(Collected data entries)
>>

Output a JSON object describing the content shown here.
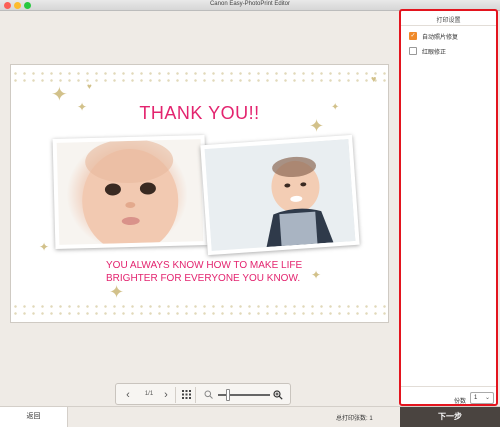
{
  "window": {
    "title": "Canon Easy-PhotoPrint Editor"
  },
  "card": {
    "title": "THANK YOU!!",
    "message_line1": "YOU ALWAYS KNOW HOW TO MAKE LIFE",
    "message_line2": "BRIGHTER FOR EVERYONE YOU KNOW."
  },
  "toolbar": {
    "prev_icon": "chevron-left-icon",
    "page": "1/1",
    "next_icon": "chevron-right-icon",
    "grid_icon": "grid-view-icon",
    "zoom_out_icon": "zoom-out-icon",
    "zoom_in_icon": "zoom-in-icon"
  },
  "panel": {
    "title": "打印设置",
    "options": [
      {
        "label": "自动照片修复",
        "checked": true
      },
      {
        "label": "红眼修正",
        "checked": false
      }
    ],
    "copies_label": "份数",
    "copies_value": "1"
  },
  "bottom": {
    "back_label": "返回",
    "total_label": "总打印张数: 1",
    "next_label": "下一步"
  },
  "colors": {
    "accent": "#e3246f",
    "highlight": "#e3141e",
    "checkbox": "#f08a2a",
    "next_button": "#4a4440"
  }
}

<<

[EXERCISE DETAILS] Extract every line containing the string "KNOW" from the data above.

[EXERCISE RESPONSE]
    "message_line1": "YOU ALWAYS KNOW HOW TO MAKE LIFE",
    "message_line2": "BRIGHTER FOR EVERYONE YOU KNOW."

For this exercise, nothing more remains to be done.